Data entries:
....

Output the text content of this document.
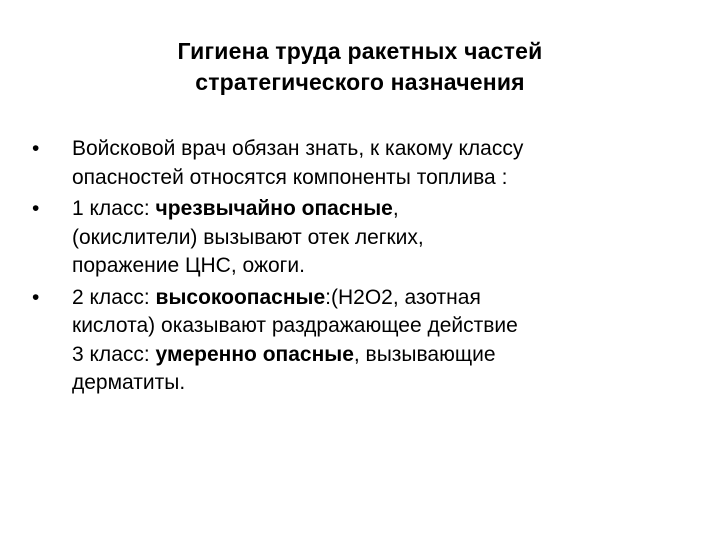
Гигиена труда ракетных частей
стратегического назначения
• Войсковой врач обязан знать, к какому классу
опасностей относятся компоненты топлива :
• 1 класс: чрезвычайно опасные,
(окислители) вызывают отек легких,
поражение ЦНС, ожоги.
• 2 класс: высокоопасные:(Н2О2, азотная
кислота) оказывают раздражающее действие
3 класс: умеренно опасные, вызывающие
дерматиты.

....

Exclude the pictures and repeat every other part of the records word for word.

Output the text content of this document.
Гигиена труда ракетных частей
стратегического назначения
• Войсковой врач обязан знать, к какому классу
опасностей относятся компоненты топлива :
• 1 класс: чрезвычайно опасные,
(окислители) вызывают отек легких,
поражение ЦНС, ожоги.
• 2 класс: высокоопасные:(Н2О2, азотная
кислота) оказывают раздражающее действие
3 класс: умеренно опасные, вызывающие
дерматиты.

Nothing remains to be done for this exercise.